Job
Find each line with the word "PunkDollGamerTor" in it, then give the total alone.

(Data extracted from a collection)
--------------------

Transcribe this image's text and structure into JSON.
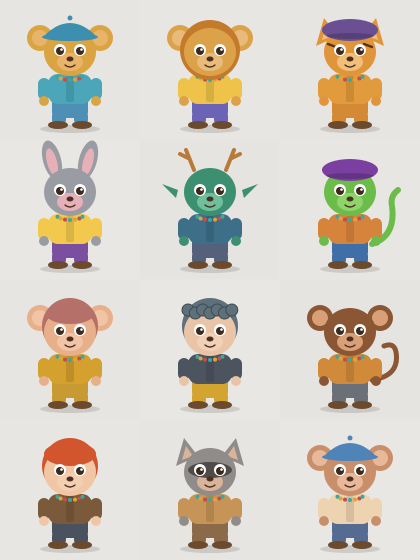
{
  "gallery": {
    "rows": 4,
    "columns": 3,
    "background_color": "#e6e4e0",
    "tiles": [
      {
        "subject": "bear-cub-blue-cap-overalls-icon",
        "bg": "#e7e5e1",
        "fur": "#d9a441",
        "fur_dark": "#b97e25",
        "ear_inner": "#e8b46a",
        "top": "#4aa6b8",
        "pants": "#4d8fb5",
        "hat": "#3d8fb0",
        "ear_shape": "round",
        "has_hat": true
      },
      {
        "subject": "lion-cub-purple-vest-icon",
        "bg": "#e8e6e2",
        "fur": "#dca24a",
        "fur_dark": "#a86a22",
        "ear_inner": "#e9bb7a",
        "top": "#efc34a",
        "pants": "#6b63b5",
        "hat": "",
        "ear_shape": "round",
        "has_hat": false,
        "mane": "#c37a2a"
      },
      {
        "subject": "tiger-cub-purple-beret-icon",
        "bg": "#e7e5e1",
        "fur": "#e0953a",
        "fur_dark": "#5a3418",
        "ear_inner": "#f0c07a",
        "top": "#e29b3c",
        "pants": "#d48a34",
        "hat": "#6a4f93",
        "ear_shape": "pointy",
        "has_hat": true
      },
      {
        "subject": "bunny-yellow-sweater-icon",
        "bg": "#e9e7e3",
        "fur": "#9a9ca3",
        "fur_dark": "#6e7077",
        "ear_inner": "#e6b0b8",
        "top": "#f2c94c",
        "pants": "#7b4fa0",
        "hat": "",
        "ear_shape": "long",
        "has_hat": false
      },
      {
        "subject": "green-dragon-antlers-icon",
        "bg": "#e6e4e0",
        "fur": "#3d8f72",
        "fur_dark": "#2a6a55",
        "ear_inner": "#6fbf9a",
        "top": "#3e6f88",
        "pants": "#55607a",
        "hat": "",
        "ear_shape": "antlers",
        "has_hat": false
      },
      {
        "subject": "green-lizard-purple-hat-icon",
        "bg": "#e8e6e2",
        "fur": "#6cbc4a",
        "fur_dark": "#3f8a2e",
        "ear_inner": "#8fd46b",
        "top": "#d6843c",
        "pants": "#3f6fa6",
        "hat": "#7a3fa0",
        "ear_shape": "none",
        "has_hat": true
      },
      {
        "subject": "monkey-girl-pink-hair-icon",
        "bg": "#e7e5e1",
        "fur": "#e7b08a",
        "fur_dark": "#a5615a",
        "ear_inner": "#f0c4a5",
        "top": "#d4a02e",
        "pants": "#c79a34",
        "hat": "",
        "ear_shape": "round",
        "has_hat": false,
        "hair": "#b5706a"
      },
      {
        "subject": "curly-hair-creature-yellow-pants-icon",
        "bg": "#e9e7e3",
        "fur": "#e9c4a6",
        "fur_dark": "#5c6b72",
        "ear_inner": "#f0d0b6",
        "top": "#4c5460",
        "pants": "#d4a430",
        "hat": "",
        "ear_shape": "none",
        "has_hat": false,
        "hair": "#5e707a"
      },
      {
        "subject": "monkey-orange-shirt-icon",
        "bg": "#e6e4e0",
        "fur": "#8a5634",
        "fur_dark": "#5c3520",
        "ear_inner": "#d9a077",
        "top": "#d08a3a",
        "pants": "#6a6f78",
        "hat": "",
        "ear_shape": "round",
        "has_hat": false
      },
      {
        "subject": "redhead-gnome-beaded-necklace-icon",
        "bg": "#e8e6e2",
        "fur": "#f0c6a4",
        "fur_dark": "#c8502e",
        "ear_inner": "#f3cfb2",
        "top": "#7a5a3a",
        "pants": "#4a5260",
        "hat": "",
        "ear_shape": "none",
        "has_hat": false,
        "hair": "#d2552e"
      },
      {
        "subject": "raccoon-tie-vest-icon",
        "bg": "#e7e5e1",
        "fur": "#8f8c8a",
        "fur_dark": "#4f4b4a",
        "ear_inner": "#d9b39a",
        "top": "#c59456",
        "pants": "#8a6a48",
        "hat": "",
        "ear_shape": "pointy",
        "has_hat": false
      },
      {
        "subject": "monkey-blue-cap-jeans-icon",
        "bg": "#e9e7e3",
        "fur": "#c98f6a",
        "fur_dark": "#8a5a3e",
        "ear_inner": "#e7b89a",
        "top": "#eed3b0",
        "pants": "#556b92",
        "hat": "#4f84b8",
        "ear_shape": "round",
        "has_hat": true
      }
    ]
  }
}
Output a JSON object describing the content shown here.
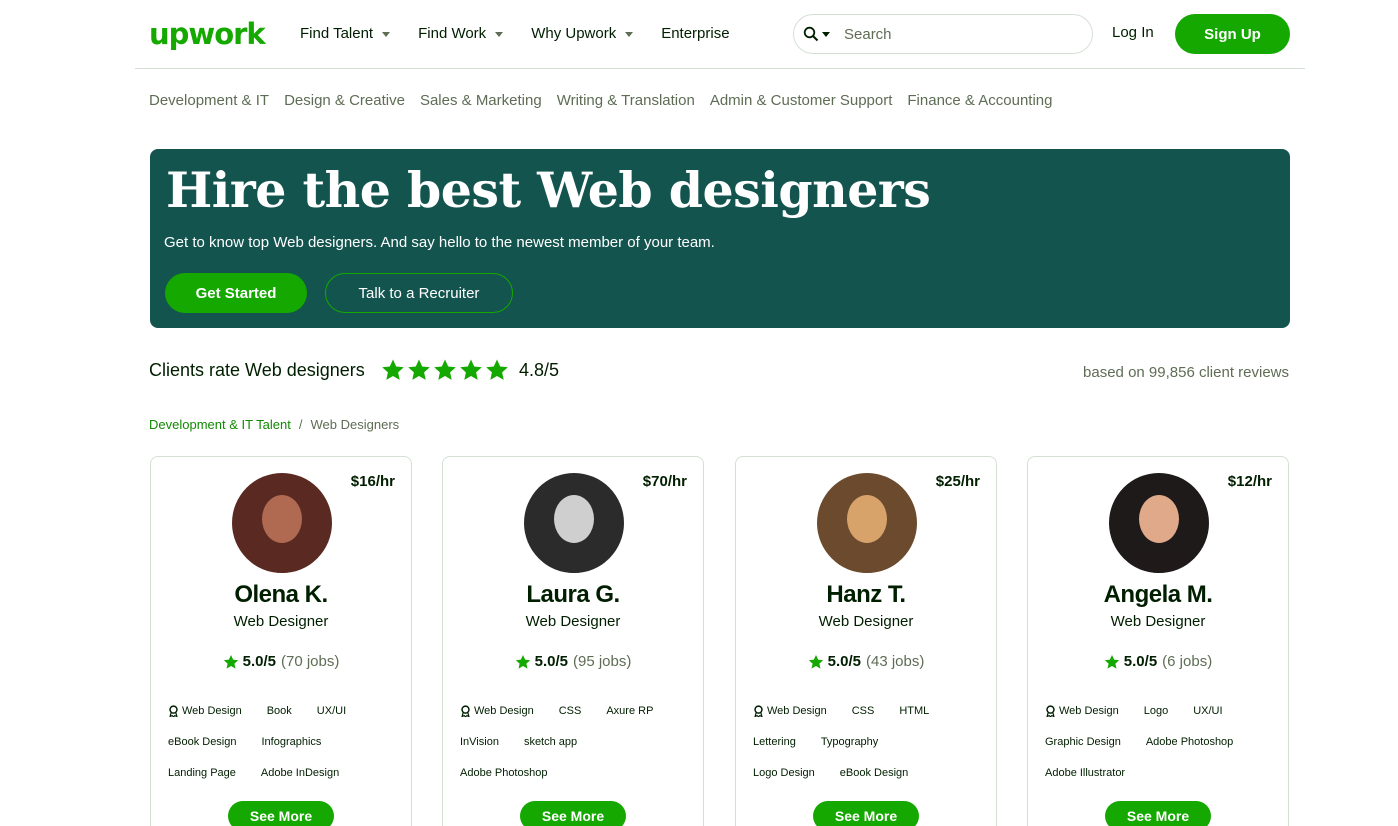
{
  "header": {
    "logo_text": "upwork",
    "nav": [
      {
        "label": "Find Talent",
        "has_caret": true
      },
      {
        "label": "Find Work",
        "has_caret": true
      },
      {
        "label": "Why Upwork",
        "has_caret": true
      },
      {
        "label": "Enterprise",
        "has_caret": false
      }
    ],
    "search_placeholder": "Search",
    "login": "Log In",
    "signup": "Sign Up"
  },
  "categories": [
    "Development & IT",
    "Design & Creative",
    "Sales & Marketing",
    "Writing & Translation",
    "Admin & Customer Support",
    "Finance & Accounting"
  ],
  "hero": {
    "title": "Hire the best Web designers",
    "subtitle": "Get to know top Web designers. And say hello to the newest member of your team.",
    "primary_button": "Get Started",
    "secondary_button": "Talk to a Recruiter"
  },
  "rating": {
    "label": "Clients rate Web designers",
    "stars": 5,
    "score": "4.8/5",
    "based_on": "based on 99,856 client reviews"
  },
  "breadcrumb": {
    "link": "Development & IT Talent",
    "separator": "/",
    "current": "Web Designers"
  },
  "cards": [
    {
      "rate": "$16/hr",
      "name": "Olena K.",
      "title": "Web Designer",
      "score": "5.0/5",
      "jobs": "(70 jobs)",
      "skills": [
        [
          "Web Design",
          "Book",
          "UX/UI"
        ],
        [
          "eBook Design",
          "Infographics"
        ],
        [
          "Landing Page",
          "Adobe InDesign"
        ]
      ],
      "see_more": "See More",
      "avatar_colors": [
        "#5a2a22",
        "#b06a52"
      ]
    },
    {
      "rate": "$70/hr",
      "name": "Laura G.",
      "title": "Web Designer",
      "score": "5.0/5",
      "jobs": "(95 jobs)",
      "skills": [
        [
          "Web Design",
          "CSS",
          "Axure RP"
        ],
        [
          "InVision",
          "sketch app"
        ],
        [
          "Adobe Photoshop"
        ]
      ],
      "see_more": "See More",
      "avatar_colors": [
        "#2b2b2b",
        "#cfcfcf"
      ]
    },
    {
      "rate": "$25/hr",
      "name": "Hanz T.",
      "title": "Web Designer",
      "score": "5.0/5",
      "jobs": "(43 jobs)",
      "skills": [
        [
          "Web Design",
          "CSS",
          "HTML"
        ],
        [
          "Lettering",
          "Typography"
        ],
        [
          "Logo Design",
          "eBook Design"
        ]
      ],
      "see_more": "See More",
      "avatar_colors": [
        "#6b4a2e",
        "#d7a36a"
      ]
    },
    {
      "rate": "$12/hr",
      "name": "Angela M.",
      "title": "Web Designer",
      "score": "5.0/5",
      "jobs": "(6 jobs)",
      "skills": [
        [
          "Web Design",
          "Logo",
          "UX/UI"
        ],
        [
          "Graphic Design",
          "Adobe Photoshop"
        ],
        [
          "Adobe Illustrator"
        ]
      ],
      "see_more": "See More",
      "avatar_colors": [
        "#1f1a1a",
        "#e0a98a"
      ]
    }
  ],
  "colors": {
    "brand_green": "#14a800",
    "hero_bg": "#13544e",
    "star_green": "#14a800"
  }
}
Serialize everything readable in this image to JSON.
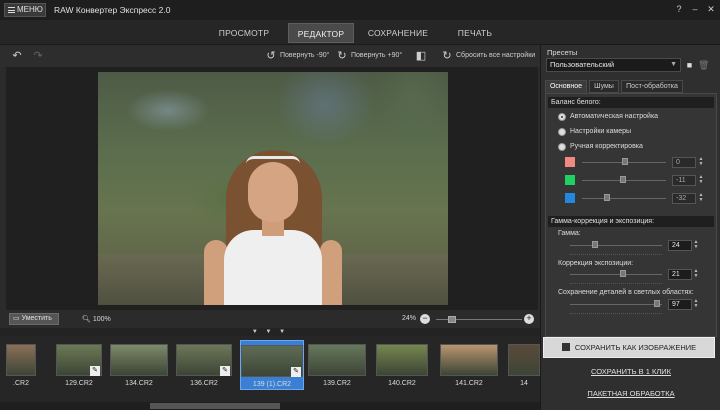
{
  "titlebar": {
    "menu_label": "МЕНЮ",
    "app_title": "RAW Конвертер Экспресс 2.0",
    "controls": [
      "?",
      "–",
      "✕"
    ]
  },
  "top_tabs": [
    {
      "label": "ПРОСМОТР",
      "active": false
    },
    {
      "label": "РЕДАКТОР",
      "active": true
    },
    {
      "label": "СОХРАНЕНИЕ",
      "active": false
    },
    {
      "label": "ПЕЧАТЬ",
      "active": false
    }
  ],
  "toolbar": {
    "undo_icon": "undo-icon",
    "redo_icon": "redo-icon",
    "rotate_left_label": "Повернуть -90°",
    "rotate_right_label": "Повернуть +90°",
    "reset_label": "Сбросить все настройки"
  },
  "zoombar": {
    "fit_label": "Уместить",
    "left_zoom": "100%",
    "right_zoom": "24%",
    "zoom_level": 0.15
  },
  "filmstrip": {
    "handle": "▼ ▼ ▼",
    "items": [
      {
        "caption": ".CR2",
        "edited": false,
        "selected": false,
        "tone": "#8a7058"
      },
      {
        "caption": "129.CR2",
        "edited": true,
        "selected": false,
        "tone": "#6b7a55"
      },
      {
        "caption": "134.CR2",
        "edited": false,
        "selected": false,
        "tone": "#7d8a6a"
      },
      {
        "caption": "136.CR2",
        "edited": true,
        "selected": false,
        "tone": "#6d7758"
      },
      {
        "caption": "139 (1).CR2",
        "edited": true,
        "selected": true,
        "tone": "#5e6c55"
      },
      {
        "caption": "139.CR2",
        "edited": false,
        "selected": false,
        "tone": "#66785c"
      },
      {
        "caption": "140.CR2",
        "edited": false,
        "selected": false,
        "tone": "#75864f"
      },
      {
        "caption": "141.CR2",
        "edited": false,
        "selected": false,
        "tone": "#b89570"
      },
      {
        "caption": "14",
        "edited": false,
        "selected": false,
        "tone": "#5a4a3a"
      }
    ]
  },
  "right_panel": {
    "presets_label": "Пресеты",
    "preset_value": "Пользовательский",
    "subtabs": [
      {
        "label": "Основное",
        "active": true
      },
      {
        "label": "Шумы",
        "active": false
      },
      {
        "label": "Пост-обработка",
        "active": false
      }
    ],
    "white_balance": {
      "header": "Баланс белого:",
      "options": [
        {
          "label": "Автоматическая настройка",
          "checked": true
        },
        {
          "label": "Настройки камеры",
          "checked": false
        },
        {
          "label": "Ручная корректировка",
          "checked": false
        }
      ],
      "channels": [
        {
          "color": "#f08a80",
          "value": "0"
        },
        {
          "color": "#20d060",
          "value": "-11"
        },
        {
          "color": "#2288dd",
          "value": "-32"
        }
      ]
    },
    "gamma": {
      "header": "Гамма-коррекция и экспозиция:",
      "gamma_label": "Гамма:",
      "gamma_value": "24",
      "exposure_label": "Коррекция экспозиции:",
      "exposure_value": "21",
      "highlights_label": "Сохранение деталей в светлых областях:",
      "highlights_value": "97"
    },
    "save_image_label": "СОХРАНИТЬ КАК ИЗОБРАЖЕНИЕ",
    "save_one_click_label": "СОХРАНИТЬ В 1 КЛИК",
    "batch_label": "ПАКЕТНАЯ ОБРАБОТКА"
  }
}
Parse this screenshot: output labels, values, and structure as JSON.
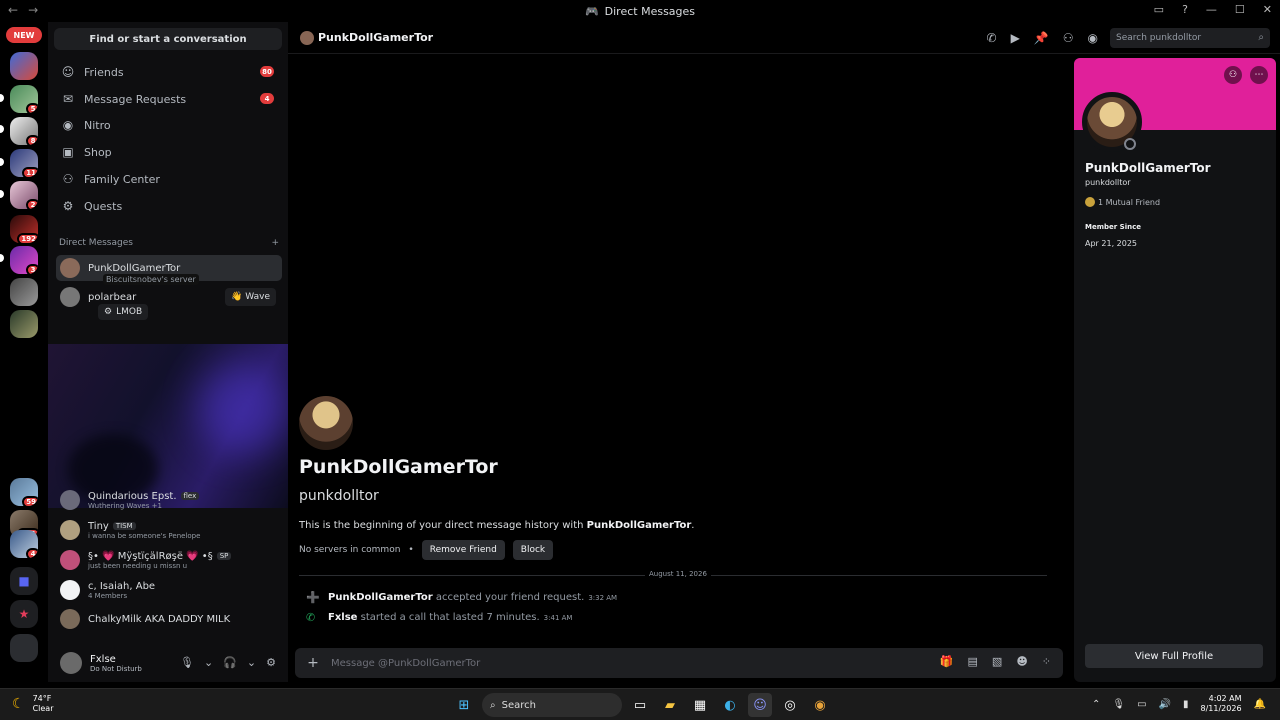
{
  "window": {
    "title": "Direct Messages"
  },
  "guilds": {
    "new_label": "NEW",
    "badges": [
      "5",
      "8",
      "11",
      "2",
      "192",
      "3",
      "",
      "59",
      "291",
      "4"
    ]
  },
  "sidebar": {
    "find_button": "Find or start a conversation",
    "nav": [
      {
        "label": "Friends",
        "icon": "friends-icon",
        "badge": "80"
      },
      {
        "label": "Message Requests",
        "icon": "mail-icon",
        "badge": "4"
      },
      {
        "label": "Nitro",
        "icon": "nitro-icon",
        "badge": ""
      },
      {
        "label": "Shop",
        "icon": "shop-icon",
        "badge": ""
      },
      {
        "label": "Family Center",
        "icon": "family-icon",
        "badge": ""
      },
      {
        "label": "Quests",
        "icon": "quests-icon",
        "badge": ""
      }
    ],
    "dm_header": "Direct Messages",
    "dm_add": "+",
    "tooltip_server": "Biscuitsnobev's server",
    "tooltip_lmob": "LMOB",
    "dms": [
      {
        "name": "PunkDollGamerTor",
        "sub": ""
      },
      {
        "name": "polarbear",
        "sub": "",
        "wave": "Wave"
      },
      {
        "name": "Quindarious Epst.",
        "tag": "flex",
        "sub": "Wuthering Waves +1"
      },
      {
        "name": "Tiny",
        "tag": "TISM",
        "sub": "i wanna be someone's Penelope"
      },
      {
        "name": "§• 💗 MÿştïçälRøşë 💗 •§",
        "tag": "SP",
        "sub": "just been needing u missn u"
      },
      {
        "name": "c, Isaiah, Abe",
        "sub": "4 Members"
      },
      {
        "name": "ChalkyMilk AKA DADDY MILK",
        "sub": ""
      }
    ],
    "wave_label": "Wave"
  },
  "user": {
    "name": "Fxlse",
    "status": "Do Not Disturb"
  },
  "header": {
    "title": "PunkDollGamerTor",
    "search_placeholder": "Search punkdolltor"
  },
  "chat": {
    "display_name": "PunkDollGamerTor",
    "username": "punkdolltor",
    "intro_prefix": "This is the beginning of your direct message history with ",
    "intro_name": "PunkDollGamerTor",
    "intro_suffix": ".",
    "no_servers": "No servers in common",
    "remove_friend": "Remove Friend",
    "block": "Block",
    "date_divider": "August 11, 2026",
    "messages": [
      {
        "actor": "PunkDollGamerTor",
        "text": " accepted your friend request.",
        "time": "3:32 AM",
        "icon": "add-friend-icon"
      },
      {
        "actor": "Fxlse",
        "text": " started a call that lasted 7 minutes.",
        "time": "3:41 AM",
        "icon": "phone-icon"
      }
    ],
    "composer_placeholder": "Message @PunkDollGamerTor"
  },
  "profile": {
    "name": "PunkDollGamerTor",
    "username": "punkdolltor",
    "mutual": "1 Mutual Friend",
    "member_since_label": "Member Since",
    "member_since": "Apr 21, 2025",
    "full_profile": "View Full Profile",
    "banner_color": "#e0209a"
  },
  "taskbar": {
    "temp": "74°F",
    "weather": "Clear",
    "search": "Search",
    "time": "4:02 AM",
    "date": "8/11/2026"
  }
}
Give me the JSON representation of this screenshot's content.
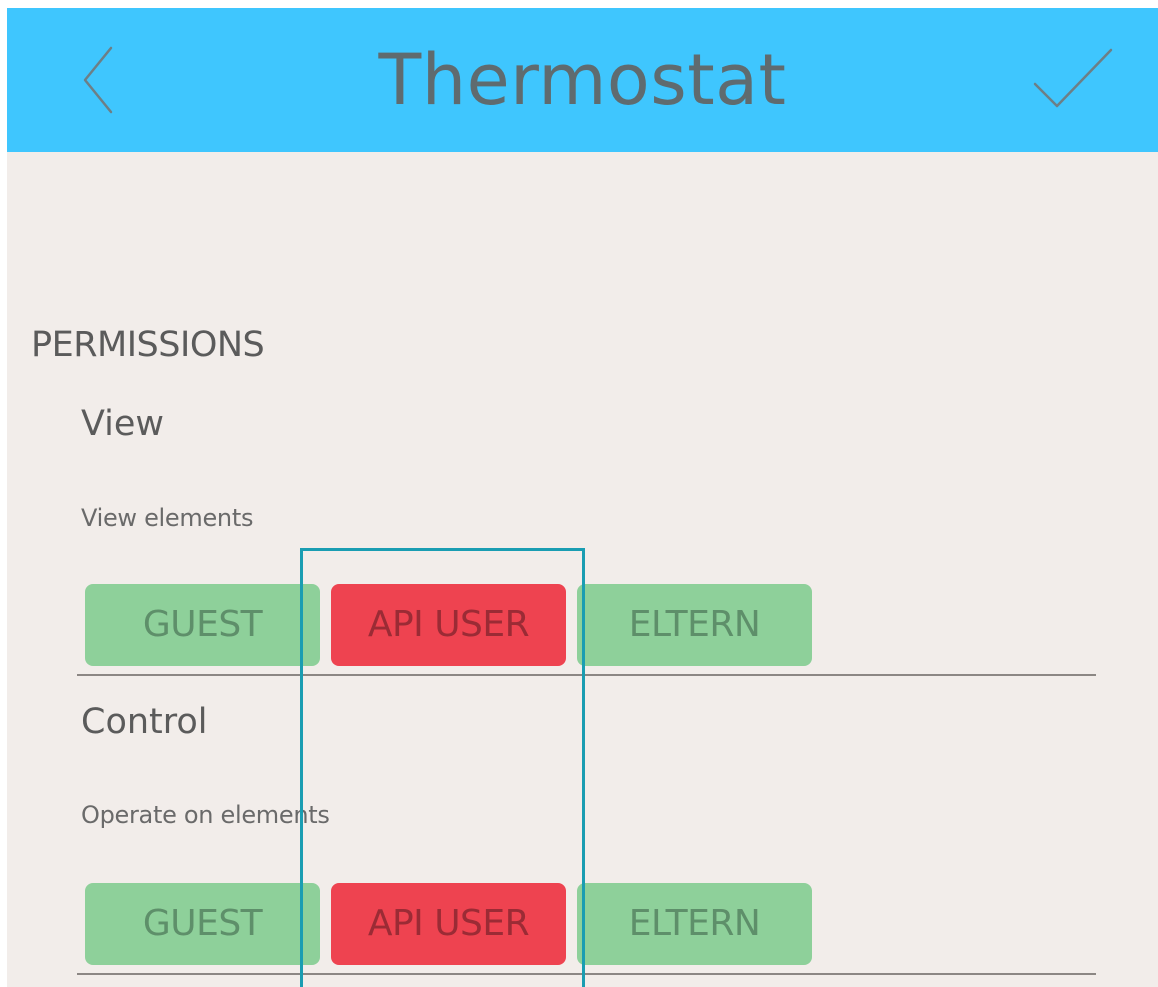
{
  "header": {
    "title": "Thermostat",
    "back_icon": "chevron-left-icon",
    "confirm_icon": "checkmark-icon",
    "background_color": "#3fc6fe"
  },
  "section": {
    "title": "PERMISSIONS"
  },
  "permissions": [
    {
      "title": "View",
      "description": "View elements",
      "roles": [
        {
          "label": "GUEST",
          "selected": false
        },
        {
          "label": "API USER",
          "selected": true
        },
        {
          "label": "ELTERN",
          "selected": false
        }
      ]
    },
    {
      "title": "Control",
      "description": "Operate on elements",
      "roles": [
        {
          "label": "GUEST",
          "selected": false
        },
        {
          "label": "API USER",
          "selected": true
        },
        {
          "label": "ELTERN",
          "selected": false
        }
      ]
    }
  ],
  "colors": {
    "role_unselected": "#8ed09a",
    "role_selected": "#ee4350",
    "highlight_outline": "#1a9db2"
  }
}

--------------------

Result
7